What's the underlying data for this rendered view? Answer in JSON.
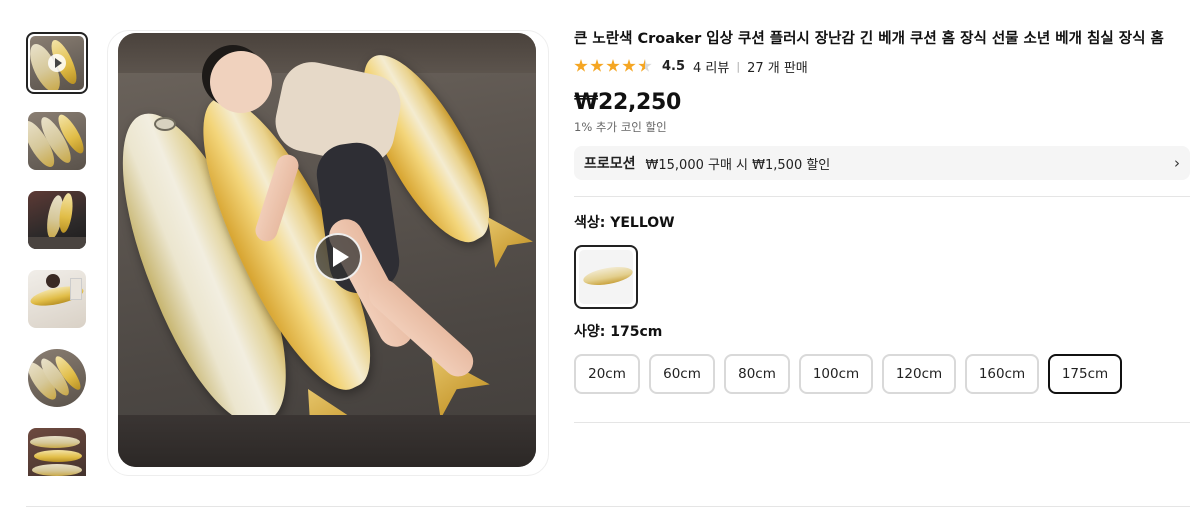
{
  "product": {
    "title": "큰 노란색 Croaker 입상 쿠션 플러시 장난감 긴 베개 쿠션 홈 장식 선물 소년 베개 침실 장식 홈",
    "rating_score": "4.5",
    "rating_value": 4.5,
    "reviews": "4 리뷰",
    "sales": "27 개 판매",
    "price": "₩22,250",
    "coin_discount": "1% 추가 코인 할인"
  },
  "promotion": {
    "tag": "프로모션",
    "text": "₩15,000 구매 시 ₩1,500 할인",
    "chevron_icon": "chevron-right-icon"
  },
  "color": {
    "label": "색상: YELLOW",
    "selected_swatch": "yellow-croaker-fish"
  },
  "size": {
    "label": "사양: 175cm",
    "options": [
      "20cm",
      "60cm",
      "80cm",
      "100cm",
      "120cm",
      "160cm",
      "175cm"
    ],
    "selected": "175cm"
  },
  "gallery": {
    "thumbnails": [
      "video-thumbnail",
      "fish-pillows-on-bed",
      "fish-pillow-in-dark-room",
      "girl-hugging-fish-pillow",
      "fish-pillows-round-view",
      "fish-pillows-stacked"
    ],
    "active_thumbnail": 0,
    "main_media": "video-girl-lying-on-fish-pillows",
    "play_icon": "play-icon"
  },
  "colors": {
    "star": "#f5a623",
    "selected_border": "#111111",
    "promo_bg": "#f5f5f5"
  }
}
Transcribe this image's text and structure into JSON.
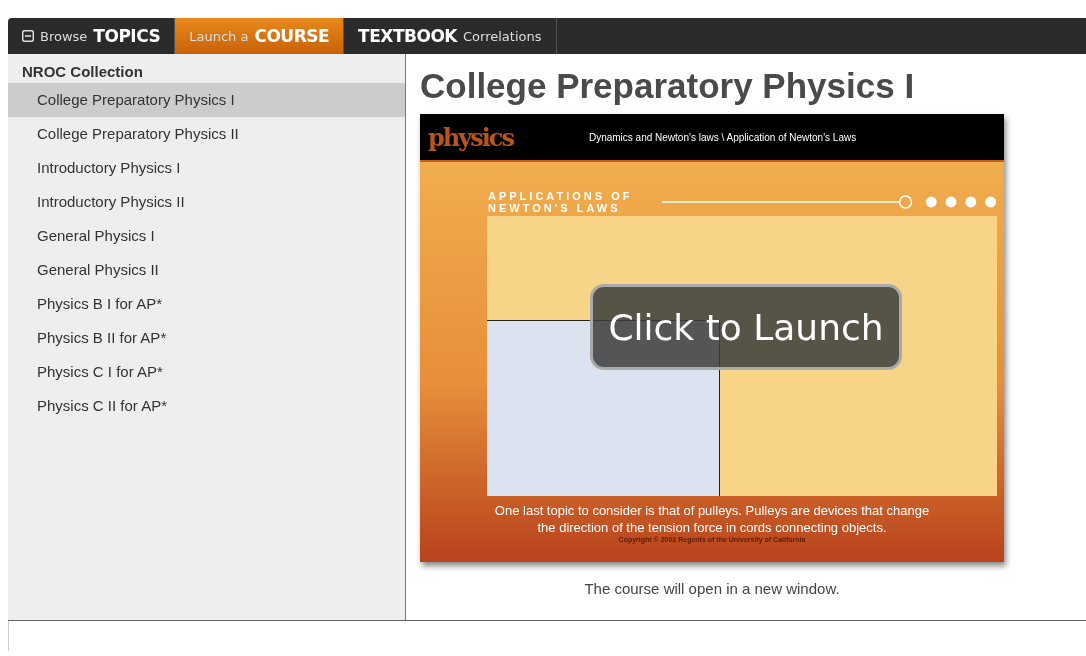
{
  "tabs": [
    {
      "parts": [
        {
          "text": "Browse",
          "bold": false
        },
        {
          "text": "TOPICS",
          "bold": true
        }
      ],
      "collapsible": true,
      "selected": false
    },
    {
      "parts": [
        {
          "text": "Launch a",
          "bold": false
        },
        {
          "text": "COURSE",
          "bold": true
        }
      ],
      "collapsible": false,
      "selected": true
    },
    {
      "parts": [
        {
          "text": "TEXTBOOK",
          "bold": true
        },
        {
          "text": "Correlations",
          "bold": false
        }
      ],
      "collapsible": false,
      "selected": false
    }
  ],
  "sidebar": {
    "heading": "NROC Collection",
    "items": [
      {
        "label": "College Preparatory Physics I",
        "selected": true
      },
      {
        "label": "College Preparatory Physics II",
        "selected": false
      },
      {
        "label": "Introductory Physics I",
        "selected": false
      },
      {
        "label": "Introductory Physics II",
        "selected": false
      },
      {
        "label": "General Physics I",
        "selected": false
      },
      {
        "label": "General Physics II",
        "selected": false
      },
      {
        "label": "Physics B I for AP*",
        "selected": false
      },
      {
        "label": "Physics B II for AP*",
        "selected": false
      },
      {
        "label": "Physics C I for AP*",
        "selected": false
      },
      {
        "label": "Physics C II for AP*",
        "selected": false
      }
    ]
  },
  "main": {
    "title": "College Preparatory Physics I",
    "preview": {
      "logo": "physics",
      "breadcrumb": "Dynamics and Newton's laws \\ Application of Newton's Laws",
      "lesson_title": "APPLICATIONS OF NEWTON'S LAWS",
      "launch": "Click to Launch",
      "caption": "One last topic to consider is that of pulleys. Pulleys are devices that change the direction of the tension force in cords connecting objects.",
      "copyright": "Copyright © 2003 Regents of the University of California"
    },
    "note": "The course will open in a new window."
  }
}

▶ _Brief_:
Write out every line of the entries that holds the word "video".

▶ _Finished answer_:
      "video-thumbnail",
    "main_media": "video-girl-lying-on-fish-pillows",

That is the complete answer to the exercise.